Dataset items:
───

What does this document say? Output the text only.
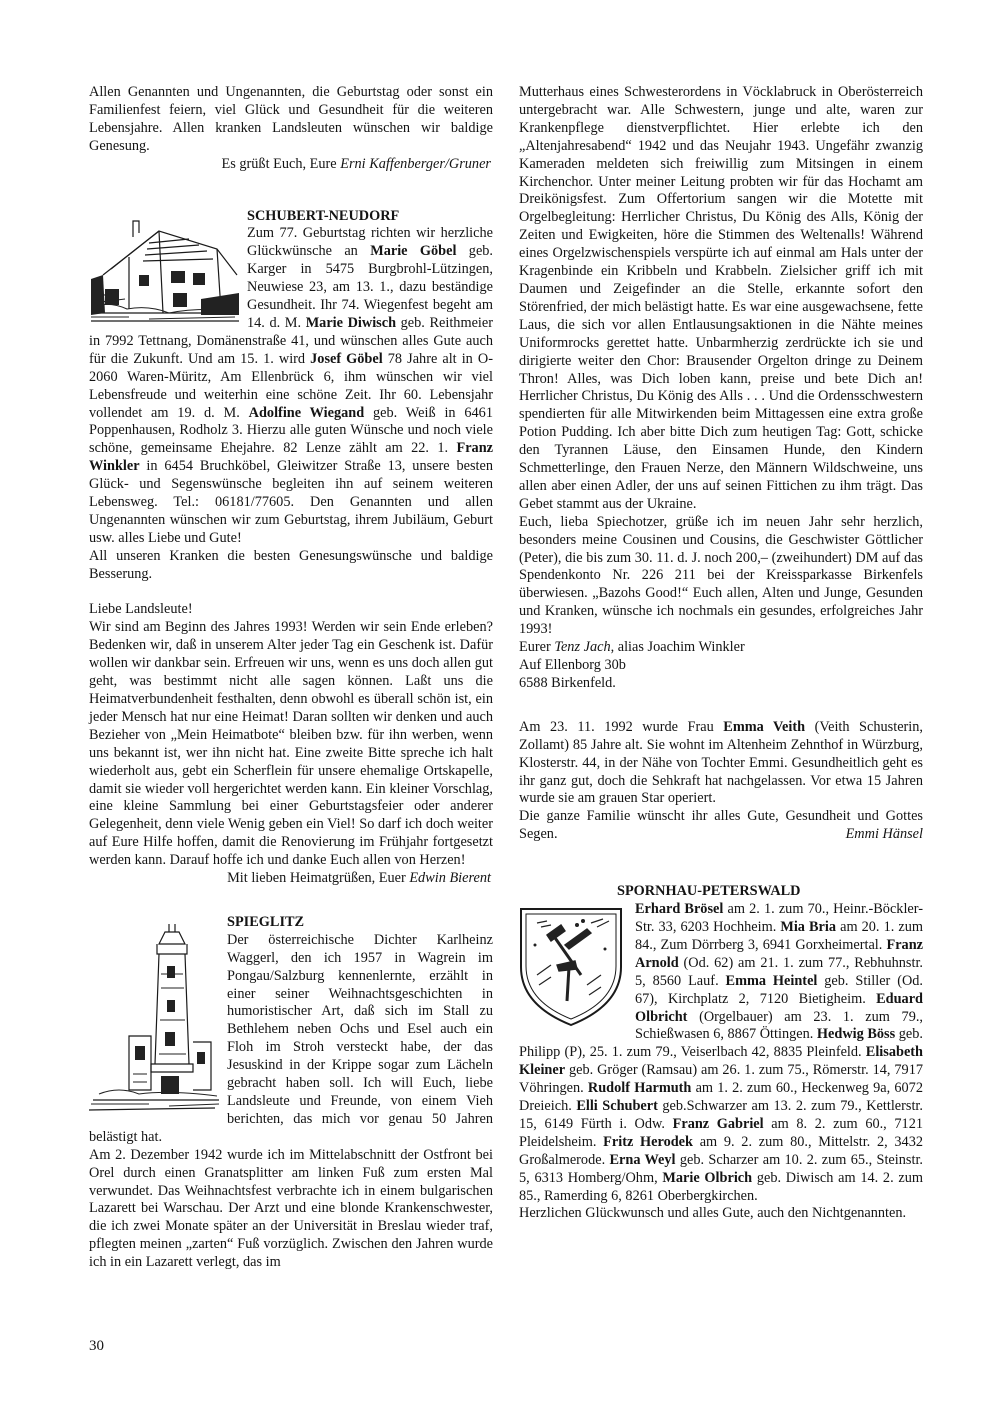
Allen Genannten und Ungenannten, die Geburtstag oder sonst ein Familienfest feiern, viel Glück und Gesundheit für die weiteren Lebensjahre. Allen kranken Landsleuten wünschen wir baldige Genesung.

Es grüßt Euch, Eure Erni Kaffenberger/Gruner

SCHUBERT-NEUDORF

Zum 77. Geburtstag richten wir herzliche Glückwünsche an Marie Göbel geb. Karger in 5475 Burgbrohl-Lützingen, Neuwiese 23, am 13. 1., dazu beständige Gesundheit. Ihr 74. Wiegenfest begeht am 14. d. M. Marie Diwisch geb. Reithmeier in 7992 Tettnang, Domänenstraße 41, und wünschen alles Gute auch für die Zukunft. Und am 15. 1. wird Josef Göbel 78 Jahre alt in O-2060 Waren-Müritz, Am Ellenbrück 6, ihm wünschen wir viel Lebensfreude und weiterhin eine schöne Zeit. Ihr 60. Lebensjahr vollendet am 19. d. M. Adolfine Wiegand geb. Weiß in 6461 Poppenhausen, Rodholz 3. Hierzu alle guten Wünsche und noch viele schöne, gemeinsame Ehejahre. 82 Lenze zählt am 22. 1. Franz Winkler in 6454 Bruchköbel, Gleiwitzer Straße 13, unsere besten Glück- und Segenswünsche begleiten ihn auf seinem weiteren Lebensweg. Tel.: 06181/77605. Den Genannten und allen Ungenannten wünschen wir zum Geburtstag, ihrem Jubiläum, Geburt usw. alles Liebe und Gute!

All unseren Kranken die besten Genesungswünsche und baldige Besserung.

Liebe Landsleute!

Wir sind am Beginn des Jahres 1993! Werden wir sein Ende erleben? Bedenken wir, daß in unserem Alter jeder Tag ein Geschenk ist. Dafür wollen wir dankbar sein. Erfreuen wir uns, wenn es uns doch allen gut geht, was bestimmt nicht alle sagen können. Laßt uns die Heimatverbundenheit festhalten, denn obwohl es überall schön ist, ein jeder Mensch hat nur eine Heimat! Daran sollten wir denken und auch Bezieher von „Mein Heimatbote“ bleiben bzw. für ihn werben, wenn uns bekannt ist, wer ihn nicht hat. Eine zweite Bitte spreche ich halt wiederholt aus, gebt ein Scherflein für unsere ehemalige Ortskapelle, damit sie wieder voll hergerichtet werden kann. Ein kleiner Vorschlag, eine kleine Sammlung bei einer Geburtstagsfeier oder anderer Gelegenheit, denn viele Wenig geben ein Viel! So darf ich doch weiter auf Eure Hilfe hoffen, damit die Renovierung im Frühjahr fortgesetzt werden kann. Darauf hoffe ich und danke Euch allen von Herzen!

Mit lieben Heimatgrüßen, Euer Edwin Bierent

SPIEGLITZ

Der österreichische Dichter Karlheinz Waggerl, den ich 1957 in Wagrein im Pongau/Salzburg kennenlernte, erzählt in einer seiner Weihnachtsgeschichten in humoristischer Art, daß sich im Stall zu Bethlehem neben Ochs und Esel auch ein Floh im Stroh versteckt habe, der das Jesuskind in der Krippe sogar zum Lächeln gebracht haben soll. Ich will Euch, liebe Landsleute und Freunde, von einem Vieh berichten, das mich vor genau 50 Jahren belästigt hat.

Am 2. Dezember 1942 wurde ich im Mittelabschnitt der Ostfront bei Orel durch einen Granatsplitter am linken Fuß zum ersten Mal verwundet. Das Weihnachtsfest verbrachte ich in einem bulgarischen Lazarett bei Warschau. Der Arzt und eine blonde Krankenschwester, die ich zwei Monate später an der Universität in Breslau wieder traf, pflegten meinen „zarten“ Fuß vorzüglich. Zwischen den Jahren wurde ich in ein Lazarett verlegt, das im

Mutterhaus eines Schwesterordens in Vöcklabruck in Oberösterreich untergebracht war. Alle Schwestern, junge und alte, waren zur Krankenpflege dienstverpflichtet. Hier erlebte ich den „Altenjahresabend“ 1942 und das Neujahr 1943. Ungefähr zwanzig Kameraden meldeten sich freiwillig zum Mitsingen in einem Kirchenchor. Unter meiner Leitung probten wir für das Hochamt am Dreikönigsfest. Zum Offertorium sangen wir die Motette mit Orgelbegleitung: Herrlicher Christus, Du König des Alls, König der Zeiten und Ewigkeiten, höre die Stimmen des Weltenalls! Während eines Orgelzwischenspiels verspürte ich auf einmal am Hals unter der Kragenbinde ein Kribbeln und Krabbeln. Zielsicher griff ich mit Daumen und Zeigefinder an die Stelle, erkannte sofort den Störenfried, der mich belästigt hatte. Es war eine ausgewachsene, fette Laus, die sich vor allen Entlausungsaktionen in die Nähte meines Uniformrocks gerettet hatte. Unbarmherzig zerdrückte ich sie und dirigierte weiter den Chor: Brausender Orgelton dringe zu Deinem Thron! Alles, was Dich loben kann, preise und bete Dich an! Herrlicher Christus, Du König des Alls . . . Und die Ordensschwestern spendierten für alle Mitwirkenden beim Mittagessen eine extra große Potion Pudding. Ich aber bitte Dich zum heutigen Tag: Gott, schicke den Tyrannen Läuse, den Einsamen Hunde, den Kindern Schmetterlinge, den Frauen Nerze, den Männern Wildschweine, uns allen aber einen Adler, der uns auf seinen Fittichen zu ihm trägt. Das Gebet stammt aus der Ukraine.

Euch, lieba Spiechotzer, grüße ich im neuen Jahr sehr herzlich, besonders meine Cousinen und Cousins, die Geschwister Göttlicher (Peter), die bis zum 30. 11. d. J. noch 200,– (zweihundert) DM auf das Spendenkonto Nr. 226 211 bei der Kreissparkasse Birkenfels überwiesen. „Bazohs Good!“ Euch allen, Alten und Junge, Gesunden und Kranken, wünsche ich nochmals ein gesundes, erfolgreiches Jahr 1993!

Eurer Tenz Jach, alias Joachim Winkler

Auf Ellenborg 30b

6588 Birkenfeld.

Am 23. 11. 1992 wurde Frau Emma Veith (Veith Schusterin, Zollamt) 85 Jahre alt. Sie wohnt im Altenheim Zehnthof in Würzburg, Klosterstr. 44, in der Nähe von Tochter Emmi. Gesundheitlich geht es ihr ganz gut, doch die Sehkraft hat nachgelassen. Vor etwa 15 Jahren wurde sie am grauen Star operiert.

Die ganze Familie wünscht ihr alles Gute, Gesundheit und Gottes Segen.	Emmi Hänsel

SPORNHAU-PETERSWALD

Erhard Brösel am 2. 1. zum 70., Heinr.-Böckler-Str. 33, 6203 Hochheim. Mia Bria am 20. 1. zum 84., Zum Dörrberg 3, 6941 Gorxheimertal. Franz Arnold (Od. 62) am 21. 1. zum 77., Rebhuhnstr. 5, 8560 Lauf. Emma Heintel geb. Stiller (Od. 67), Kirchplatz 2, 7120 Bietigheim. Eduard Olbricht (Orgelbauer) am 23. 1. zum 79., Schießwasen 6, 8867 Öttingen. Hedwig Böss geb. Philipp (P), 25. 1. zum 79., Veiserlbach 42, 8835 Pleinfeld. Elisabeth Kleiner geb. Gröger (Ramsau) am 26. 1. zum 75., Römerstr. 14, 7917 Vöhringen. Rudolf Harmuth am 1. 2. zum 60., Heckenweg 9a, 6072 Dreieich. Elli Schubert geb.Schwarzer am 13. 2. zum 79., Kettlerstr. 15, 6149 Fürth i. Odw. Franz Gabriel am 8. 2. zum 60., 7121 Pleidelsheim. Fritz Herodek am 9. 2. zum 80., Mittelstr. 2, 3432 Großalmerode. Erna Weyl geb. Scharzer am 10. 2. zum 65., Steinstr. 5, 6313 Homberg/Ohm, Marie Olbrich geb. Diwisch am 14. 2. zum 85., Ramerding 6, 8261 Oberbergkirchen.

Herzlichen Glückwunsch und alles Gute, auch den Nichtgenannten.

30
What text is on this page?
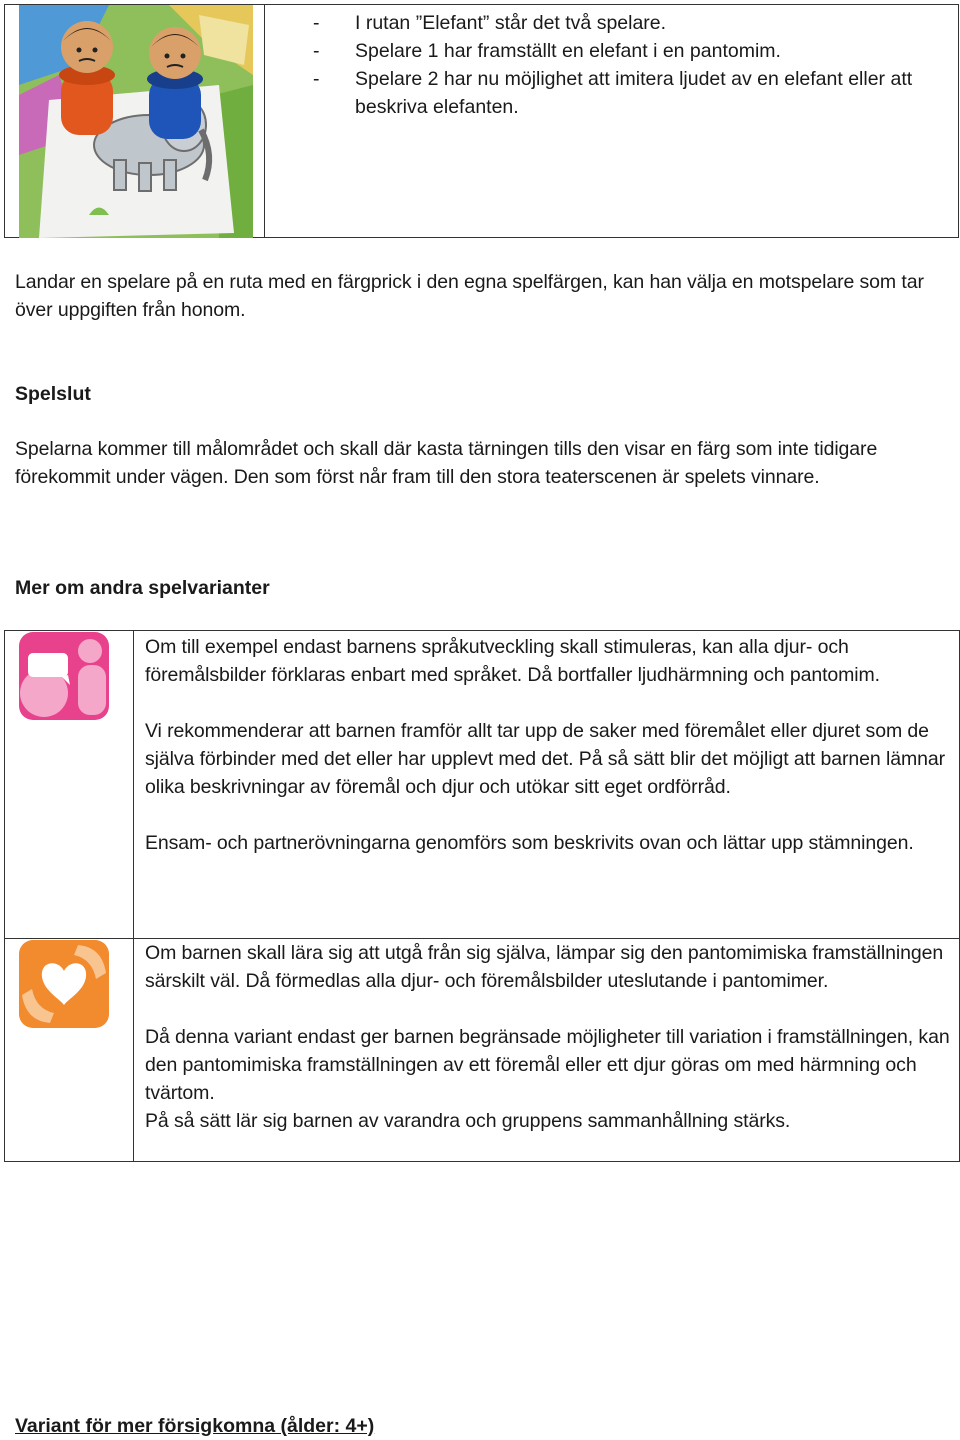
- I rutan ”Elefant” står det två spelare.
- Spelare 1 har framställt en elefant i en pantomim.
- Spelare 2 har nu möjlighet att imitera ljudet av en elefant eller att beskriva elefanten.

Landar en spelare på en ruta med en färgprick i den egna spelfärgen, kan han välja en motspelare som tar över uppgiften från honom.

Spelslut

Spelarna kommer till målområdet och skall där kasta tärningen tills den visar en färg som inte tidigare förekommit under vägen. Den som först når fram till den stora teaterscenen är spelets vinnare.

Mer om andra spelvarianter

Om till exempel endast barnens språkutveckling skall stimuleras, kan alla djur- och föremålsbilder förklaras enbart med språket. Då bortfaller ljudhärmning och pantomim.

Vi rekommenderar att barnen framför allt tar upp de saker med föremålet eller djuret som de själva förbinder med det eller har upplevt med det. På så sätt blir det möjligt att barnen lämnar olika beskrivningar av föremål och djur och utökar sitt eget ordförråd.

Ensam- och partnerövningarna genomförs som beskrivits ovan och lättar upp stämningen.

Om barnen skall lära sig att utgå från sig själva, lämpar sig den pantomimiska framställningen särskilt väl. Då förmedlas alla djur- och föremålsbilder uteslutande i pantomimer.

Då denna variant endast ger barnen begränsade möjligheter till variation i framställningen, kan den pantomimiska framställningen av ett föremål eller ett djur göras om med härmning och tvärtom.

På så sätt lär sig barnen av varandra och gruppens sammanhållning stärks.

Variant för mer försigkomna (ålder: 4+)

───

Problem description: Filter the records above and copy every line that contains the word "this".

Exercise answer:
What does this document say? Output the text only.
What text is on this page?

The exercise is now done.